_Stated exercise:_ Pull each line holding the word "Love" from the data.

>> begin

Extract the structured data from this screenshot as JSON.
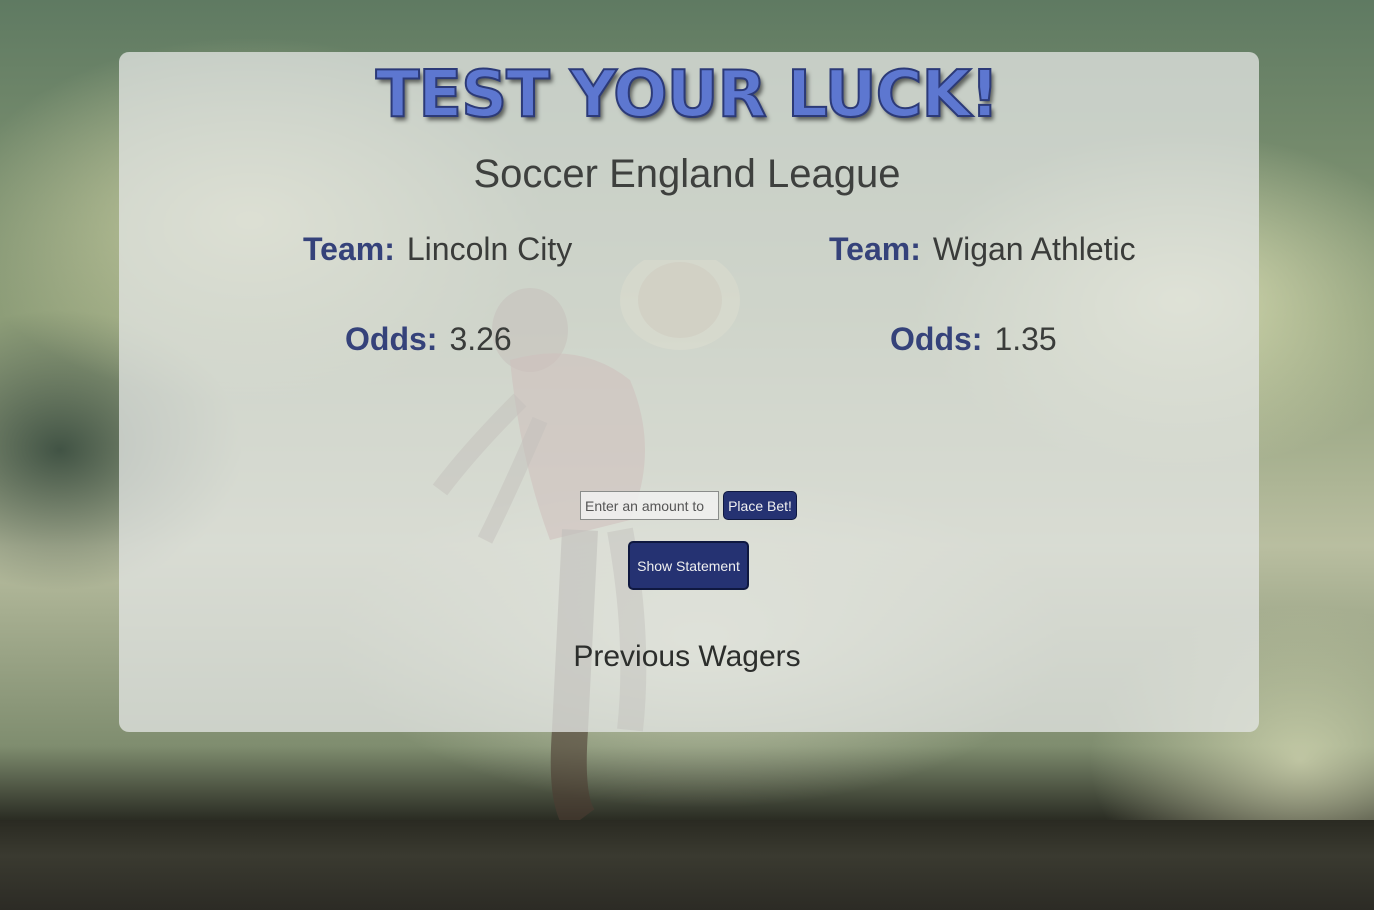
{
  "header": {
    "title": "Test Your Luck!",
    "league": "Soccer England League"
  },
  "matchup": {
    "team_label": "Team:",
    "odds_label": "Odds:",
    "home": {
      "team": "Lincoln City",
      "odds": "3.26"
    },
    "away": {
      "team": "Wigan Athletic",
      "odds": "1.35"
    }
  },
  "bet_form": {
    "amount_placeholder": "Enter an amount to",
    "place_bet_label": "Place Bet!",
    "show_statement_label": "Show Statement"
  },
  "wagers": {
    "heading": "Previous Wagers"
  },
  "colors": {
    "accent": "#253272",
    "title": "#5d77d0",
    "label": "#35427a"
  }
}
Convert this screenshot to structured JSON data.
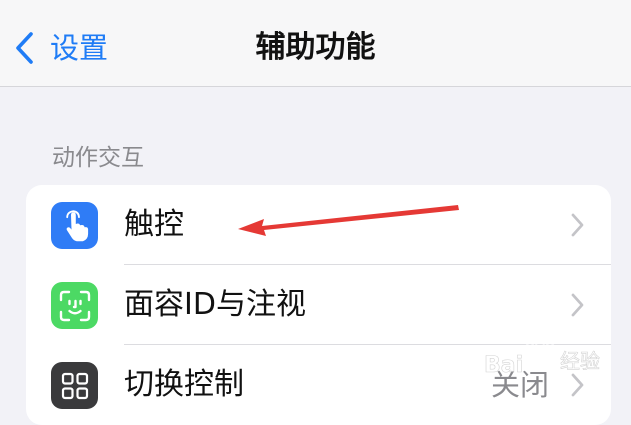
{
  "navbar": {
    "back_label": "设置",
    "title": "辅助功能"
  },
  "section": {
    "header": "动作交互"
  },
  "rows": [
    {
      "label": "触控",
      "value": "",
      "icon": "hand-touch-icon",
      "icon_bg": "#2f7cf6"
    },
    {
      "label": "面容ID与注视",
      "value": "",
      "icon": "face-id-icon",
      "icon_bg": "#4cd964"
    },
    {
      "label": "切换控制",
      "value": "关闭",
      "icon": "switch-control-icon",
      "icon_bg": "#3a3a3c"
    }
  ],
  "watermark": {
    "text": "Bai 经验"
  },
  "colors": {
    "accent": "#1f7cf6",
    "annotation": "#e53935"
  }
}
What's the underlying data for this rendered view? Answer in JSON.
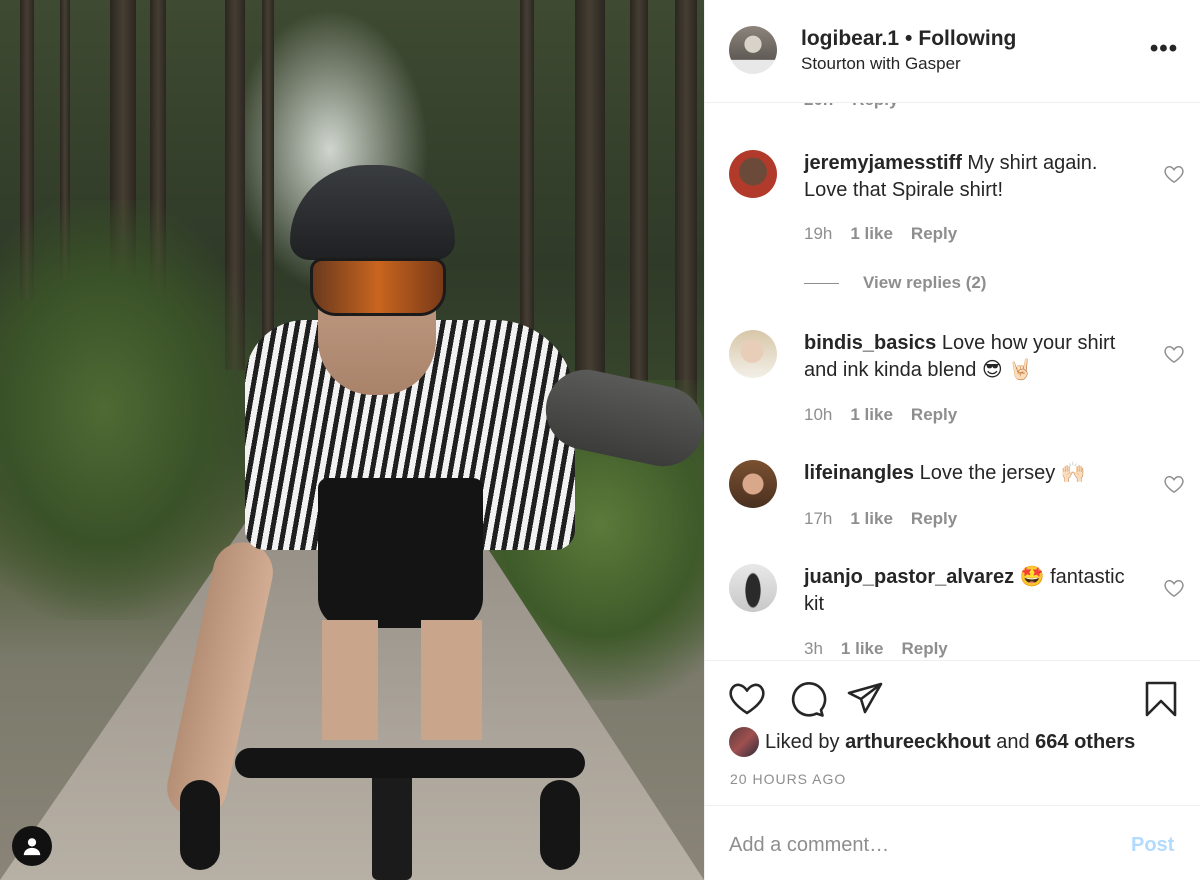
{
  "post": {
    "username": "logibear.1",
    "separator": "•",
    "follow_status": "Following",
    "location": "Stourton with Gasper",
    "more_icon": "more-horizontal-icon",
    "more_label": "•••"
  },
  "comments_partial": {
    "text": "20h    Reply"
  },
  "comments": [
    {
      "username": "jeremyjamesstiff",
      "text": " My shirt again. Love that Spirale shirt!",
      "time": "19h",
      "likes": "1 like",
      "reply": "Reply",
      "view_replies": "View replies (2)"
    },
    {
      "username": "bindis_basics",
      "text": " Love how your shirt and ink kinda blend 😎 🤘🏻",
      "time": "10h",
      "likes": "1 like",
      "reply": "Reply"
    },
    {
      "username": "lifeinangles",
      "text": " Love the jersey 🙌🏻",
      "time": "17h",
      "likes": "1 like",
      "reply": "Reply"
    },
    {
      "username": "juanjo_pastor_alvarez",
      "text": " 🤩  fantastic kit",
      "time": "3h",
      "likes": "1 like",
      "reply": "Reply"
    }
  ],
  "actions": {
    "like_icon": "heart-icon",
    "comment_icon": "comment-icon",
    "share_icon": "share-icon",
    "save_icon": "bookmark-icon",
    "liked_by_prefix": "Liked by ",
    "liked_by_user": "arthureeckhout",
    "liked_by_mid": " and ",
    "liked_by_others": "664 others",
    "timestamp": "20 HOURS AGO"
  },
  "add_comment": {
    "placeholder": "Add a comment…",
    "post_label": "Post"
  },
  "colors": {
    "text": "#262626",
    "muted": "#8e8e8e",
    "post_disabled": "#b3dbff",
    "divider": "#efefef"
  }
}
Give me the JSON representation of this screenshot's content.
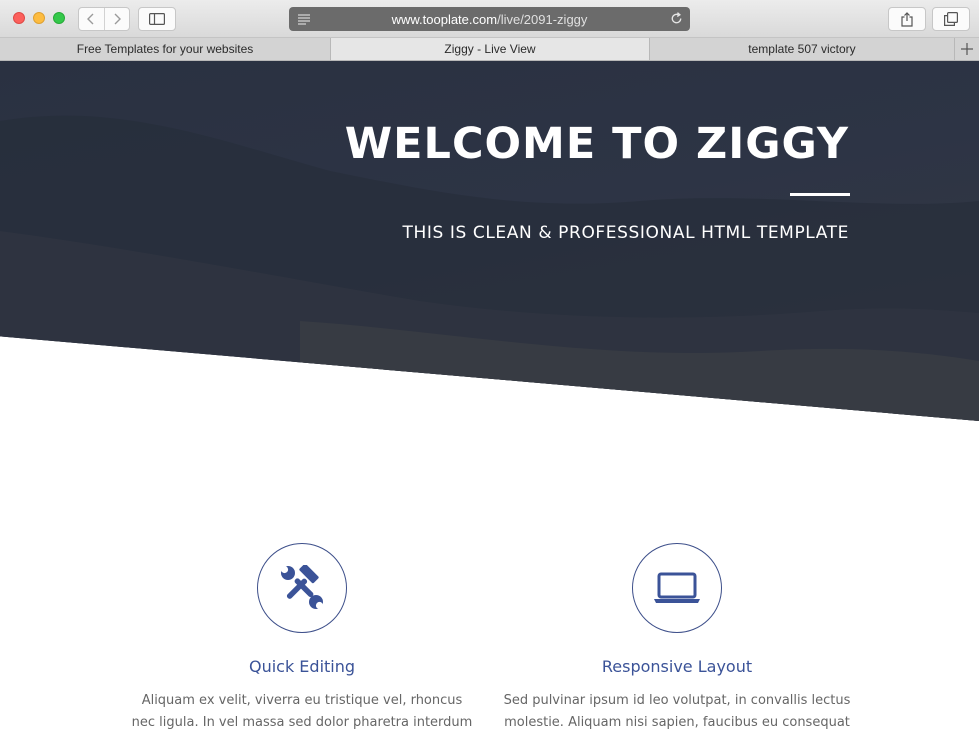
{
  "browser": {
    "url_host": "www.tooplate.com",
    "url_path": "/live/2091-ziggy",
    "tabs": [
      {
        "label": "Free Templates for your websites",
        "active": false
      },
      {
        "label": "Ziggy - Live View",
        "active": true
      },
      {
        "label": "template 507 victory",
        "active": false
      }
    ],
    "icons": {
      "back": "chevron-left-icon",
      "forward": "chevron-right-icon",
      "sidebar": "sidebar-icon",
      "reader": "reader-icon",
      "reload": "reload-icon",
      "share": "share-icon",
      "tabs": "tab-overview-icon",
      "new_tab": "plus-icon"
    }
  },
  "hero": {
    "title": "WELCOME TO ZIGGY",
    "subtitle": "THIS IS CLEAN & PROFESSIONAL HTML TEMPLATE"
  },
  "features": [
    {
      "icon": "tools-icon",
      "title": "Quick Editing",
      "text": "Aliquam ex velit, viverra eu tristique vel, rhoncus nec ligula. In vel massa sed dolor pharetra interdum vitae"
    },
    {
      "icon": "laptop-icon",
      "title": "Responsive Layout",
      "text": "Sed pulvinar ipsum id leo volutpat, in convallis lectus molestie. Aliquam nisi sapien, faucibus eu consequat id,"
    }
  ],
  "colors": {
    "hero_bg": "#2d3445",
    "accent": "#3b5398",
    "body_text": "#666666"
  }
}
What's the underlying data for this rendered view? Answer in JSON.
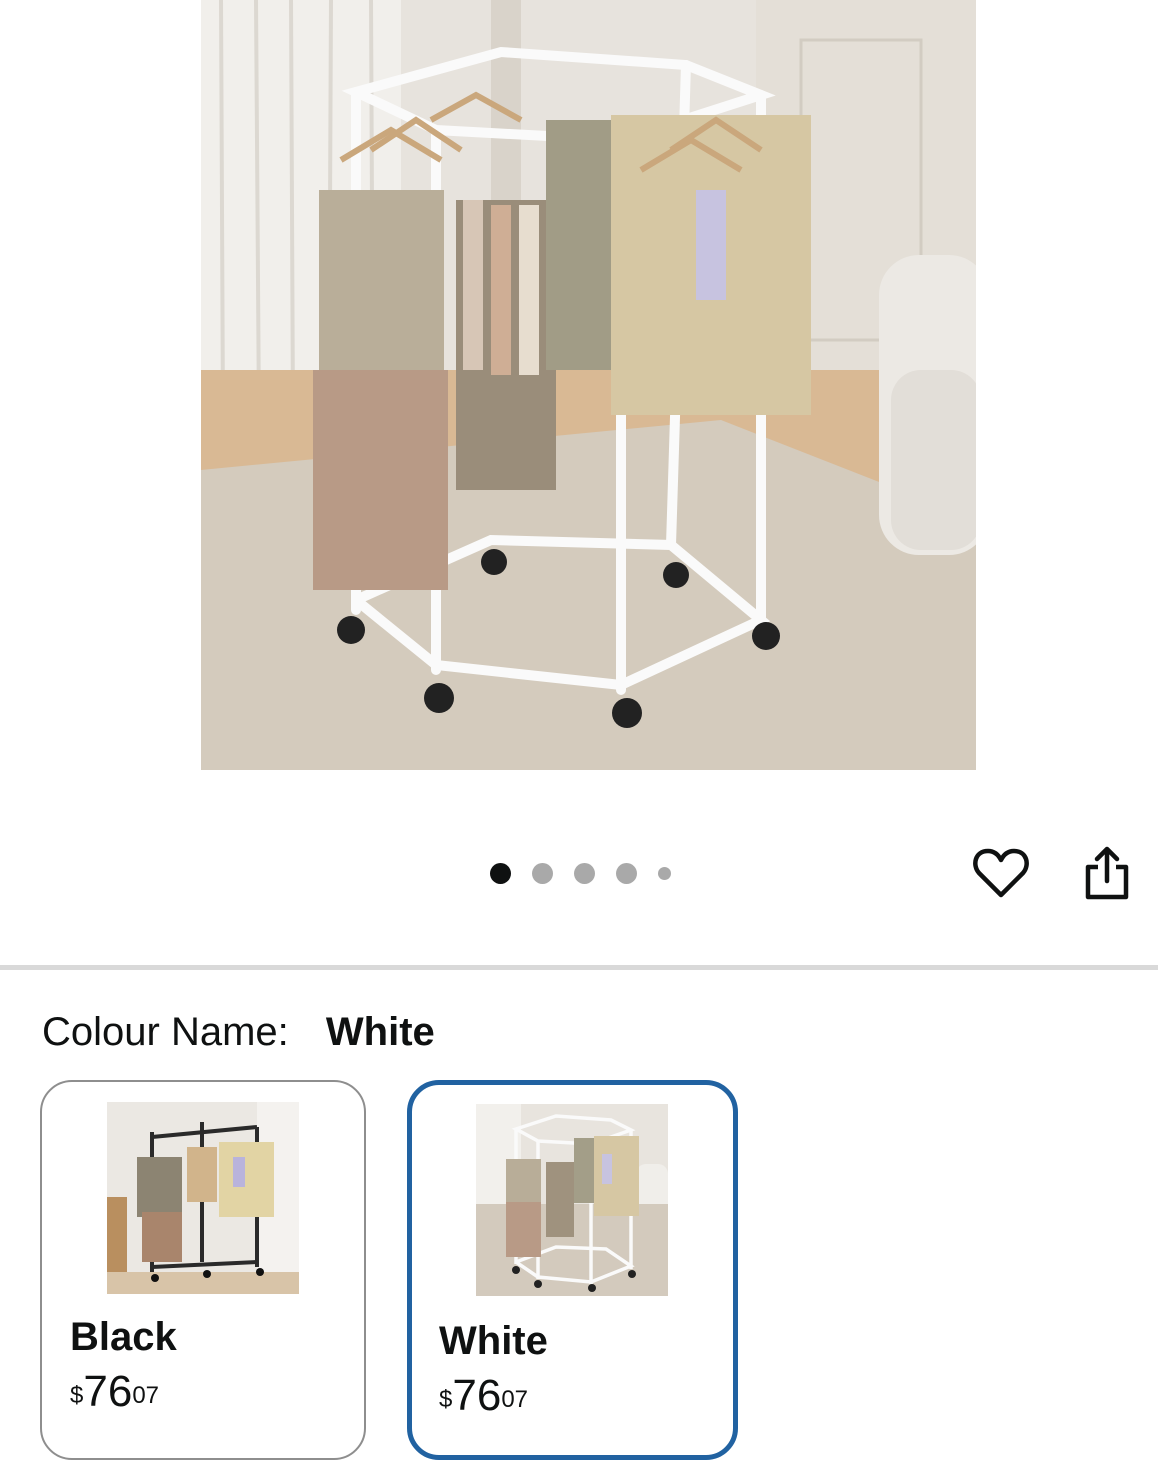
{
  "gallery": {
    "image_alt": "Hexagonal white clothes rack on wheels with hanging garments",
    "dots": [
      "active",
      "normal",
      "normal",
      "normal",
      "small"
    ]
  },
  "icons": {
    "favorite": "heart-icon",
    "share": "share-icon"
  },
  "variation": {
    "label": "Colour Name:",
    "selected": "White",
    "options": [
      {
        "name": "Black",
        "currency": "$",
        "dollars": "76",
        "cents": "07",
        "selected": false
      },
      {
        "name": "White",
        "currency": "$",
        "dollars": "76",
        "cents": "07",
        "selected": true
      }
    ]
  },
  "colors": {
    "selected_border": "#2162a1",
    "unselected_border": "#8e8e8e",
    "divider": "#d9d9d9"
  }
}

>> end

_Written reply:_
      "text": " My shirt again. Love that Spirale shirt!",
      "text": " Love how your shirt and ink kinda blend 😎 🤘🏻",
      "text": " Love the jersey 🙌🏻",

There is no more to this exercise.